STORED ROWS:
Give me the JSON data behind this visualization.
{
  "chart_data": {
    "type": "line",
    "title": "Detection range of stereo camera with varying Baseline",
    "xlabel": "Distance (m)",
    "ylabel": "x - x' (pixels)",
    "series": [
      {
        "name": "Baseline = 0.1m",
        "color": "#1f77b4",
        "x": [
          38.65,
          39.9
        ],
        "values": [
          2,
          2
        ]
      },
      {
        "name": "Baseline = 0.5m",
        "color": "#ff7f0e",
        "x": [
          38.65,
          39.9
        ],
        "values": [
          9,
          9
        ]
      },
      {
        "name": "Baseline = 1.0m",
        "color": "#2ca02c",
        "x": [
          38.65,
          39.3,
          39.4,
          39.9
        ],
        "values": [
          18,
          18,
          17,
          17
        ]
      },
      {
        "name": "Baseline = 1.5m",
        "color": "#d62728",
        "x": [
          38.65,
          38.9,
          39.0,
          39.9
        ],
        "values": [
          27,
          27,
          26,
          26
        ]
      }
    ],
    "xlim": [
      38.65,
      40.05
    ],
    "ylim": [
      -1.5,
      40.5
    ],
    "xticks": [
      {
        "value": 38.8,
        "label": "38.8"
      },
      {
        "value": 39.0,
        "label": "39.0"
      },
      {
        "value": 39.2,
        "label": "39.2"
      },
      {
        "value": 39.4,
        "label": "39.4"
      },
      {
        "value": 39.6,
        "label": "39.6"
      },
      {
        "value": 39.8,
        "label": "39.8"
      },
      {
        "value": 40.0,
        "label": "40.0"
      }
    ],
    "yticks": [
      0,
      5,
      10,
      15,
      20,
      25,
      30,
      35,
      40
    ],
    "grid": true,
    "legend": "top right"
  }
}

PROBLEM REQUIREMENTS: Check each line of the records above for the word "Baseline", then give the number of lines that have it, with no other words.

COMPLETED TASK: 5